DIRECTIVE
Of all the lines in the data below, how many contain "Played"? Report that number alone.

[Dataset rows about figures]
— begin —

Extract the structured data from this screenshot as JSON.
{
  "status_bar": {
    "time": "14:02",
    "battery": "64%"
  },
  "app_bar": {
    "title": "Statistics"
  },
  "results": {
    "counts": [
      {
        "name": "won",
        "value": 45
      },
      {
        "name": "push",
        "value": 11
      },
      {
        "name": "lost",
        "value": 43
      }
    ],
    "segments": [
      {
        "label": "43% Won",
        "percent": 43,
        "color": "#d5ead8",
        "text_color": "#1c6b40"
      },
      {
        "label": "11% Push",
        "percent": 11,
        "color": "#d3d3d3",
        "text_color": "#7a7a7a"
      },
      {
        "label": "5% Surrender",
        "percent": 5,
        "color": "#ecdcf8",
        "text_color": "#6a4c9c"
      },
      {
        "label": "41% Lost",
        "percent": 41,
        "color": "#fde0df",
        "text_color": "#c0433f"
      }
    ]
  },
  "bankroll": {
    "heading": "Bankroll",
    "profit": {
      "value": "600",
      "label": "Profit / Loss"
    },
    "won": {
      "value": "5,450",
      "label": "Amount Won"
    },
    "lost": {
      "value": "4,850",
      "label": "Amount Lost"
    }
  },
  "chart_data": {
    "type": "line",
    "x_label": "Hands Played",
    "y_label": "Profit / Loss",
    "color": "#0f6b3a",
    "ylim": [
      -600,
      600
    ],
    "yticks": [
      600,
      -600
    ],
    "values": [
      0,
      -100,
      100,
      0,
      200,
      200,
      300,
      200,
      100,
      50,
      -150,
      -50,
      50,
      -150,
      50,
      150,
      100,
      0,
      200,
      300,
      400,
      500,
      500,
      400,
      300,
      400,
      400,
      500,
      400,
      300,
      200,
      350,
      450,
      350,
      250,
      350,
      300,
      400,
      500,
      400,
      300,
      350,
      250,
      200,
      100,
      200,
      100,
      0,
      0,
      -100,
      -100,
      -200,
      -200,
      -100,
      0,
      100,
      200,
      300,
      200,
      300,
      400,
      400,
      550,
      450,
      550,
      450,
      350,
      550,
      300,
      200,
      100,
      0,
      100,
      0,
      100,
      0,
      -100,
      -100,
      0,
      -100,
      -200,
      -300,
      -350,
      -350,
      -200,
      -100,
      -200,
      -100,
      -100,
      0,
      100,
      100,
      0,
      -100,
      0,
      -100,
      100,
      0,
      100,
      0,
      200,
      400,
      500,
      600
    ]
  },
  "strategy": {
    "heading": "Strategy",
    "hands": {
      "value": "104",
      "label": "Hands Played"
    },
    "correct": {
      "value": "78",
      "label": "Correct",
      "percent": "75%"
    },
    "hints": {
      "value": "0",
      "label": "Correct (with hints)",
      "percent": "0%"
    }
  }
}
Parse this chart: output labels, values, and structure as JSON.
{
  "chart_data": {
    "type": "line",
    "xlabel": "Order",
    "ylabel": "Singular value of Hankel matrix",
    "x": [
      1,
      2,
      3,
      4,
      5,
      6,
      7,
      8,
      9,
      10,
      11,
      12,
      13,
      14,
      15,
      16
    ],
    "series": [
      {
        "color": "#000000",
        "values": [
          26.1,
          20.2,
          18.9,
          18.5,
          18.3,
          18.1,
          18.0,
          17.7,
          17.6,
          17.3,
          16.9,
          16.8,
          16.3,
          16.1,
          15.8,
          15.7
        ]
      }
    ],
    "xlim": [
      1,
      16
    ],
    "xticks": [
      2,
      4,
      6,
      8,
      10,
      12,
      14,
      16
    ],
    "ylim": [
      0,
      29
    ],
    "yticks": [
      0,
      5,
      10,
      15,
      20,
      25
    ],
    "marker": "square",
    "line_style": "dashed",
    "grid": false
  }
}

— end —

FULL ANSWER
2